The most disrupted functions of the revenue model during the pandemic were inside sales teams and BDRs. These reps need a lot of coaching and roleplaying, but no one works side-by-side anymore. ❌ Friendly competition is a major motivator, but digital camaraderie is an oxymoron. ❌ And of course reps are “smiling and dialing” to office phone numbers that no one answers. ❌ To navigate these changes, we’re interviewing BDR managers about how their playbooks have changed.
Q: When do you recommend creating an in-house BDR team, and when do you recommend hiring a BDR agency?
Lorraine: I always recommend building an in-house BDR team versus hiring an agency. I’m asked that question a lot, and I’m very upfront. Always, bring it in-house. For a few reasons:
- You get better results and better performance.
- And (perhaps more importantly) you can organically grow a sales team, and can promote BDRs to AEs with minimal ramping.
Q: Why do you think companies are tempted to outsource?
Lorraine: They don’t want the headache. They think it’s a plug and play… “if we outsource it, they’re going to set appointments for us. And we don’t have to do any of the management.” Standing these teams up does take work. You’ve got to hire. You’ve got to train. You have to navigate if it’s managed by Marketing or Sales. Then there’s ongoing list management, reporting, and HR headaches.
It’s tempting – especially for startups – to believe outsourcing will alleviate the overhead management AND still deliver the leads they need. But in reality, outsourced teams just can’t deliver. Even if you write scripts and emails in-house.
Q: How can companies reduce that overhead if they’re building an in-house BDR team?
Lorraine: Companies do a lot of things wrong with a BDR team:
- First, they hire too many BDRs at once. Bad choice! It’s better to hire one, build the foundation, build the structure, and then bring another person on board.
- Two, they focus the BDR team on inbound leads first. Wrong! Start every BDR on outbound, even if Marketing is delivering kick ass leads. Following up on hot inbounds is really easy, and it can ruin reps. By ramping them on outbound, we create hunters. They’re hungrier. They’re more experimental. They think faster. Later, when they work inbound, they know how valuable those leads are, and they don’t waste them.

################

[What you will do]
A. Transcribe everything in the BDR interview from "Lorraine: I always" down to "tempted to outsource?".
B. Summarize the BDR interview in two sentences.
C. Continue the BDR interview from its last sentence.

[Stored data]
################

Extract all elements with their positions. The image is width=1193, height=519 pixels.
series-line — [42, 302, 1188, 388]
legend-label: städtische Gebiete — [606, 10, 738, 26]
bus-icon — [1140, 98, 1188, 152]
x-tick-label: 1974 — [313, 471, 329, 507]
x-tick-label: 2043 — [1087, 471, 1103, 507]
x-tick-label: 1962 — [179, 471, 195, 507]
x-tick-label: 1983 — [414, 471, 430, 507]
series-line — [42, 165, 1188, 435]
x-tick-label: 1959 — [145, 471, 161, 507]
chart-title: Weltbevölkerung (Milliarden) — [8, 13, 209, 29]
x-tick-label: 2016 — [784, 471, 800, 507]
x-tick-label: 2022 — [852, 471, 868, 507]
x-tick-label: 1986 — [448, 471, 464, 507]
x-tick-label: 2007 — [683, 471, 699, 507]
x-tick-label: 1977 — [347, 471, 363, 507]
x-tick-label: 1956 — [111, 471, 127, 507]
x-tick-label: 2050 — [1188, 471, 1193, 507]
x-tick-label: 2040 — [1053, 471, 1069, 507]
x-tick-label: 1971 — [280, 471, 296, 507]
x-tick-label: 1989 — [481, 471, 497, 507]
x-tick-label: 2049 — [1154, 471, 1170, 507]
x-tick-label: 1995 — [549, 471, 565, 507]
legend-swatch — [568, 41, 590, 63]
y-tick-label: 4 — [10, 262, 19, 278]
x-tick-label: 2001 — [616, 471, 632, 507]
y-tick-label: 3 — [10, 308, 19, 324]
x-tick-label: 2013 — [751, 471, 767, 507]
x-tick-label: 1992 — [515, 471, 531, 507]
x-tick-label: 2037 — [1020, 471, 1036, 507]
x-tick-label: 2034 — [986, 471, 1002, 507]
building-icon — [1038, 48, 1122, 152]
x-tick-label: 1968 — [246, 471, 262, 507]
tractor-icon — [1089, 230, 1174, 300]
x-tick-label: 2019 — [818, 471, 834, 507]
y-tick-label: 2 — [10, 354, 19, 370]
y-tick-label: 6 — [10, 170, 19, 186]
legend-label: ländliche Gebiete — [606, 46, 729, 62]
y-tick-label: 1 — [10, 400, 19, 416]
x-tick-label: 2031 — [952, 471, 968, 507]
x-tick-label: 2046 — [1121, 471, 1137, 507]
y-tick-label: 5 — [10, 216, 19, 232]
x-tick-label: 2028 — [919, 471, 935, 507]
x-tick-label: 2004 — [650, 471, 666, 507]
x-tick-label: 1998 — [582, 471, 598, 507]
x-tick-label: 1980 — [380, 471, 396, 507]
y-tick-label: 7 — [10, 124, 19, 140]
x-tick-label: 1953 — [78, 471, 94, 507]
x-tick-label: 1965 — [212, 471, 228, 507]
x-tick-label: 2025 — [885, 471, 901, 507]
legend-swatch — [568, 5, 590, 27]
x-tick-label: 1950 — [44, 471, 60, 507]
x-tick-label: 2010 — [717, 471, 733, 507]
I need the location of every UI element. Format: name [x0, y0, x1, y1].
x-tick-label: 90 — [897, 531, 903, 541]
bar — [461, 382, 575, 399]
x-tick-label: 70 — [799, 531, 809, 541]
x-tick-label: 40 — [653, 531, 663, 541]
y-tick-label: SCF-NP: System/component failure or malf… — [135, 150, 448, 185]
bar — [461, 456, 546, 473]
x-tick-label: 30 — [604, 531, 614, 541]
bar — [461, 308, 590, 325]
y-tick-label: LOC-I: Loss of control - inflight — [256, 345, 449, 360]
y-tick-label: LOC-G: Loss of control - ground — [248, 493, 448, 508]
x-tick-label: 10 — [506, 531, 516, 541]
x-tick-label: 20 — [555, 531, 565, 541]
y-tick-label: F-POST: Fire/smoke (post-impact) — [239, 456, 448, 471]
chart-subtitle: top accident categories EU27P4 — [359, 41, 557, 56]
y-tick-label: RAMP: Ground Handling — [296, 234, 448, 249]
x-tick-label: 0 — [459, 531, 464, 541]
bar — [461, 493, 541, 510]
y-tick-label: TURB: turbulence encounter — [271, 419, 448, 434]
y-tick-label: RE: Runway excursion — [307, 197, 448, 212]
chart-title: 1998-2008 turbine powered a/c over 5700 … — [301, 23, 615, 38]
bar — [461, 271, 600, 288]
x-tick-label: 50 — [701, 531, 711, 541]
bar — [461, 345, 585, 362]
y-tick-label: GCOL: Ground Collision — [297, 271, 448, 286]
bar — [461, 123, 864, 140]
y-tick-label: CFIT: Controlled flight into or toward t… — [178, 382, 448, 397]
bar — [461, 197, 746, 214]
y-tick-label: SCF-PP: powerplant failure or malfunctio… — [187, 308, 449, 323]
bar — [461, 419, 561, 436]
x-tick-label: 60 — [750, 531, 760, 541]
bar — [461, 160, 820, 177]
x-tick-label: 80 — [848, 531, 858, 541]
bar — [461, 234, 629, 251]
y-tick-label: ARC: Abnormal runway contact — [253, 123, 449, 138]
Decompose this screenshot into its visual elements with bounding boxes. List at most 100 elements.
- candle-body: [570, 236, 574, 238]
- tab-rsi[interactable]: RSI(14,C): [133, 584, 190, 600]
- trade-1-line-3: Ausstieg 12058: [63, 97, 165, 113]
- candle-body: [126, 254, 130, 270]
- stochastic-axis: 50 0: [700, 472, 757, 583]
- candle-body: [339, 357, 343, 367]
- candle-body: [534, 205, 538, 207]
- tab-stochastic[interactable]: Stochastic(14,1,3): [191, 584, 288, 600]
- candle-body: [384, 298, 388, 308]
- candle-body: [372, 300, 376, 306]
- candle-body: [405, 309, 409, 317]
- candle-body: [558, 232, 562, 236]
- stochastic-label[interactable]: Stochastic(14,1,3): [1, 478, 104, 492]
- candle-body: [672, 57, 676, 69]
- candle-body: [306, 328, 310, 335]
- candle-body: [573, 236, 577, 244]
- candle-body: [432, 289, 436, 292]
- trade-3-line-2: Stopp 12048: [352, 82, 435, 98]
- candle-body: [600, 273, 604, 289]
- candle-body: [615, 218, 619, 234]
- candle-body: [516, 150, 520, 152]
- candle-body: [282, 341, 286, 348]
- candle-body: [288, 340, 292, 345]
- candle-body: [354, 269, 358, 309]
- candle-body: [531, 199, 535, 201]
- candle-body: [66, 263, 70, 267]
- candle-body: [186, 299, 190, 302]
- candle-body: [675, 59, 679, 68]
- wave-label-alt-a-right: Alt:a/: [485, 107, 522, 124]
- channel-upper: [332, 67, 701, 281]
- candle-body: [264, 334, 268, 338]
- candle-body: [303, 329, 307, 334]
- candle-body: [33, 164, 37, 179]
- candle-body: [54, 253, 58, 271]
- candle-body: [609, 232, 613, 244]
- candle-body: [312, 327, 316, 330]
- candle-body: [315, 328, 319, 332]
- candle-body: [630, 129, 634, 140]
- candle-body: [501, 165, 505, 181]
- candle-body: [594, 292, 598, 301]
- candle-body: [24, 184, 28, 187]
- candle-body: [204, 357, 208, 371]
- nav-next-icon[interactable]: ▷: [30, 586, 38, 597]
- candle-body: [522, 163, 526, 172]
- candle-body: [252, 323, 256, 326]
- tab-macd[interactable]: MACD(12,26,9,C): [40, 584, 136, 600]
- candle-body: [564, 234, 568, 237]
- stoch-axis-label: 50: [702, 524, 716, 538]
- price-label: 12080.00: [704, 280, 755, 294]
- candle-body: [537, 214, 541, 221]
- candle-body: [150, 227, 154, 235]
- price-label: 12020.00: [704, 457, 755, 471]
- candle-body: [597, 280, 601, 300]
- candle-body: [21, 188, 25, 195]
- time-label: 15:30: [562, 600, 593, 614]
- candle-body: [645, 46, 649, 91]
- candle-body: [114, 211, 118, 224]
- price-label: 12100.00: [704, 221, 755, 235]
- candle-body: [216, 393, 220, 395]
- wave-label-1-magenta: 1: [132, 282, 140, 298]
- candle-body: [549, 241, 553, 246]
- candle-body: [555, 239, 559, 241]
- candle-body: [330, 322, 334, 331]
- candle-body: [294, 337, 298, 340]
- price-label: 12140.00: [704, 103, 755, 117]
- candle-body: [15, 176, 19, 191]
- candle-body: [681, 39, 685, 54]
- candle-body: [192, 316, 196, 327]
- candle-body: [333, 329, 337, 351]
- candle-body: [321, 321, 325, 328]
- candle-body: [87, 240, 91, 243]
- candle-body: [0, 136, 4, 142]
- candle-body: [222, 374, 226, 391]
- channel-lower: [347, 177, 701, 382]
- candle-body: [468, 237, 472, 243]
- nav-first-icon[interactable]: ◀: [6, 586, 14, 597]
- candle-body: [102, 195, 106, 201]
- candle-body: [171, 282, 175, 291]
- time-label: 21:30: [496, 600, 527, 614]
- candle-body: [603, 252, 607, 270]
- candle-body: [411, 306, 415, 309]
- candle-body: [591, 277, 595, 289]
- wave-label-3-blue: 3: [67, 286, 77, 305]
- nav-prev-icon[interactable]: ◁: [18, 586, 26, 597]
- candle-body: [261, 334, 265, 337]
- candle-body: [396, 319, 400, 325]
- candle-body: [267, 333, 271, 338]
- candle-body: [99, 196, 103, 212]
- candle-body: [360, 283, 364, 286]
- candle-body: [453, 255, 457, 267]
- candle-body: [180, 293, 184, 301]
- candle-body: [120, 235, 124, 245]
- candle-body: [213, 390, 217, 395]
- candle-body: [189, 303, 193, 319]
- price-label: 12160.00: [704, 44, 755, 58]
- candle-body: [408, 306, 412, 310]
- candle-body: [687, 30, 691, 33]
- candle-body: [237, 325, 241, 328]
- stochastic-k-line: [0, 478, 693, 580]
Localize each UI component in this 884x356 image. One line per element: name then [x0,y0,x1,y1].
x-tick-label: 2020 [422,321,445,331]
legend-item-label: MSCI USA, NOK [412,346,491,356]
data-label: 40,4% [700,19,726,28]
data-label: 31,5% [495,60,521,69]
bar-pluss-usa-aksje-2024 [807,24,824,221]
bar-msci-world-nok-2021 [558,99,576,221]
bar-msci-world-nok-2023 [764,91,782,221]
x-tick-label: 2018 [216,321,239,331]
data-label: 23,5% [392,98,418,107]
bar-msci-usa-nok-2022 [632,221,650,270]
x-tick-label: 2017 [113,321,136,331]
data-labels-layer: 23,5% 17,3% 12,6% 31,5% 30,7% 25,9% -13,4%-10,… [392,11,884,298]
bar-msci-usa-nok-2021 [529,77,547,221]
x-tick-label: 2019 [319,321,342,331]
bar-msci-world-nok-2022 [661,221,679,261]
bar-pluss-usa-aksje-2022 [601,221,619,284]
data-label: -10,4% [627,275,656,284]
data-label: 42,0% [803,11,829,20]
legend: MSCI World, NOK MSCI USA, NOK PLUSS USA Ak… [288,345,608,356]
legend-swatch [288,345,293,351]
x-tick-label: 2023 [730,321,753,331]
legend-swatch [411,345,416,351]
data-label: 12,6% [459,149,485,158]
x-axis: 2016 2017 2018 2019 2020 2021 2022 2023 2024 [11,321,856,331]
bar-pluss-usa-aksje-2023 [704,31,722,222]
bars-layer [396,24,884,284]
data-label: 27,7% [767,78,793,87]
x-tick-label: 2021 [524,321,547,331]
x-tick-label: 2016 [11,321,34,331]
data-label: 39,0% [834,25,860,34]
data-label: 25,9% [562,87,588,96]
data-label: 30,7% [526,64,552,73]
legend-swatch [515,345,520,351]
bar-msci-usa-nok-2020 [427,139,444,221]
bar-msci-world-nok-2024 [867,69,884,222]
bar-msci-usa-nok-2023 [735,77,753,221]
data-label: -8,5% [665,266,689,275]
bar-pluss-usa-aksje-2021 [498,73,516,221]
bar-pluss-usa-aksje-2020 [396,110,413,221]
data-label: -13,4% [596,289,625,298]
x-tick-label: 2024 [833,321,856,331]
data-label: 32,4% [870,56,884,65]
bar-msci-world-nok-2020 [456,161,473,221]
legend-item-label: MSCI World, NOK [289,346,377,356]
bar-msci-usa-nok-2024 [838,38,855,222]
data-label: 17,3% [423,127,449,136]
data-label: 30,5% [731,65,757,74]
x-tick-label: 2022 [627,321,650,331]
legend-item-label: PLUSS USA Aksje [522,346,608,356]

################

[Task-by-task answers]
A.
Lorraine: I always recommend building an in-house BDR team versus hiring an agency. I’m asked that question a lot, and I’m very upfront. Always, bring it in-house. For a few reasons:
- You get better results and better performance.
- And (perhaps more importantly) you can organically grow a sales team, and can promote BDRs to AEs with minimal ramping.
Q: Why do you think companies are tempted to outsource?

B. Inside sales teams and BDRs were among the functions most disrupted by the pandemic, and Lorraine recommends always building an in-house BDR team rather than hiring an agency, citing better performance and the chance to promote BDRs to AEs with minimal ramping. She says companies outsource to avoid the management work, and she advises hiring one BDR at a time and starting every BDR on outbound rather than inbound leads.

C.
- Third, companies (and especially agencies) take too long to onboard. This is not a weeks-long process. Throw them into the swimming pool, get past the phone anxiety, and have them making calls on day two.
- Lastly, and I know it’s counter-intuitive, only use the phone. For the love of God, keep BDRs away from LinkedIn Sales Navigator, email, and Calendly. I cannot stand Calendly!
Q: Wow! I did not expect you to say that! Why is that?
Lorraine: The “stack” is really simple: get a great data tool with solid cell phone number data, and have BDRs focus 100% on calling cell phones. Are you clutching your pearls!? Mobile numbers have been exceptionally fruitful for us in terms of connections and setting meetings. And it’s especially good for reaching c-levels.
Q: Do people ever get offended you’re calling their cell phone?
Lorraine: We’re rarely asked “how did you get my cell phone number?” And if we are asked, we simply say, “It was provided to us. Is there a different number you’d like us to call you on?” I have yet to have seen a contact say, “Sure, here’s more of my contact information.” Even when we reach people on vacation (which happens all the time!), they still talk to us and we book meetings. We usually double our connection and meeting rates when we switch to 100% cell phone data.
Q: What tools do you trust for quality cell phone data?
Lorraine: The two best ones are ZoomInfo or SalesIntel, and I lean more towards SalesIntel. It’s cheaper than ZoomInfo, and the cell phone data has been really good. Of course, no data provider is 100% accurate.